Given exercise -
Copy nothing but the text: reproduce each line of the listing exactly and leave the pictures out.

Data entries for graphics:
***

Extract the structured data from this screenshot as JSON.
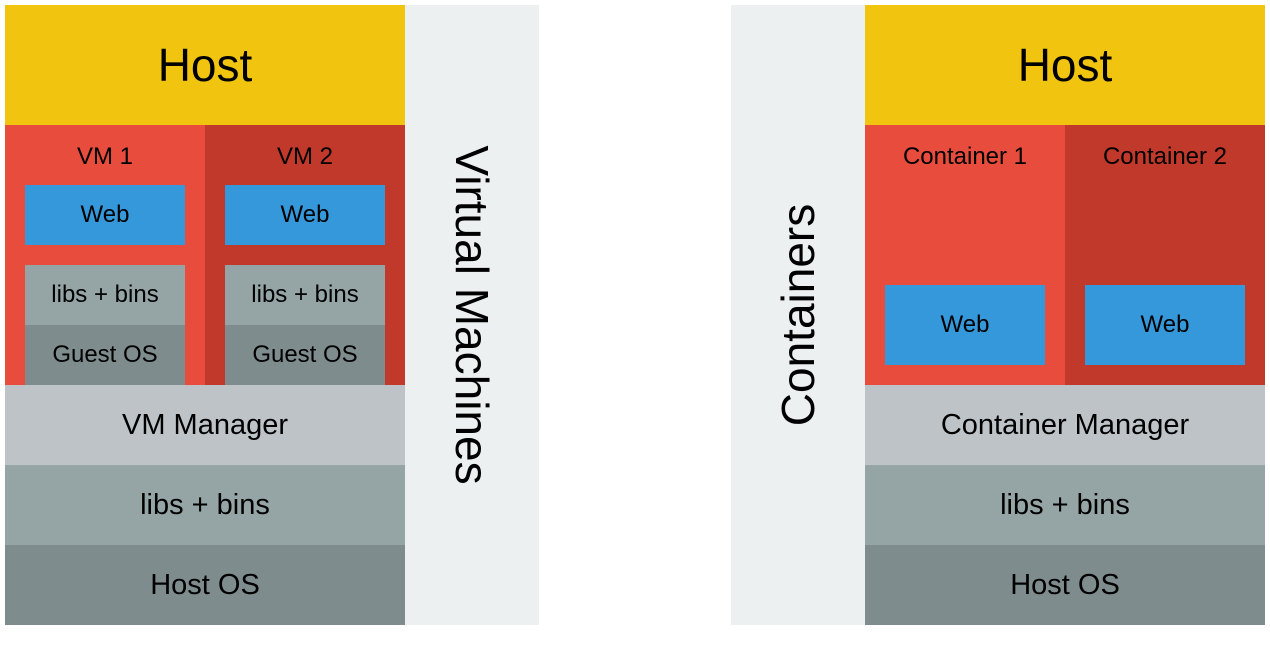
{
  "colors": {
    "host": "#f1c40f",
    "vm1": "#e74c3c",
    "vm2": "#c0392b",
    "web": "#3498db",
    "libs": "#95a5a6",
    "guest_os": "#7f8c8d",
    "manager": "#bdc3c7",
    "host_os": "#7f8c8d",
    "side": "#ecf0f1"
  },
  "vm_diagram": {
    "title": "Host",
    "side_label": "Virtual Machines",
    "vm1": {
      "label": "VM 1",
      "web": "Web",
      "libs": "libs + bins",
      "guest_os": "Guest OS"
    },
    "vm2": {
      "label": "VM 2",
      "web": "Web",
      "libs": "libs + bins",
      "guest_os": "Guest OS"
    },
    "manager": "VM Manager",
    "libs": "libs + bins",
    "host_os": "Host OS"
  },
  "container_diagram": {
    "title": "Host",
    "side_label": "Containers",
    "container1": {
      "label": "Container 1",
      "web": "Web"
    },
    "container2": {
      "label": "Container 2",
      "web": "Web"
    },
    "manager": "Container Manager",
    "libs": "libs + bins",
    "host_os": "Host OS"
  }
}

***

Solved problem -
Extract the structured data from this screenshot as JSON.
{
  "colors": {
    "host": "#f1c40f",
    "vm1": "#e74c3c",
    "vm2": "#c0392b",
    "web": "#3498db",
    "libs": "#95a5a6",
    "guest_os": "#7f8c8d",
    "manager": "#bdc3c7",
    "host_os": "#7f8c8d",
    "side": "#ecf0f1"
  },
  "vm_diagram": {
    "title": "Host",
    "side_label": "Virtual Machines",
    "vm1": {
      "label": "VM 1",
      "web": "Web",
      "libs": "libs + bins",
      "guest_os": "Guest OS"
    },
    "vm2": {
      "label": "VM 2",
      "web": "Web",
      "libs": "libs + bins",
      "guest_os": "Guest OS"
    },
    "manager": "VM Manager",
    "libs": "libs + bins",
    "host_os": "Host OS"
  },
  "container_diagram": {
    "title": "Host",
    "side_label": "Containers",
    "container1": {
      "label": "Container 1",
      "web": "Web"
    },
    "container2": {
      "label": "Container 2",
      "web": "Web"
    },
    "manager": "Container Manager",
    "libs": "libs + bins",
    "host_os": "Host OS"
  }
}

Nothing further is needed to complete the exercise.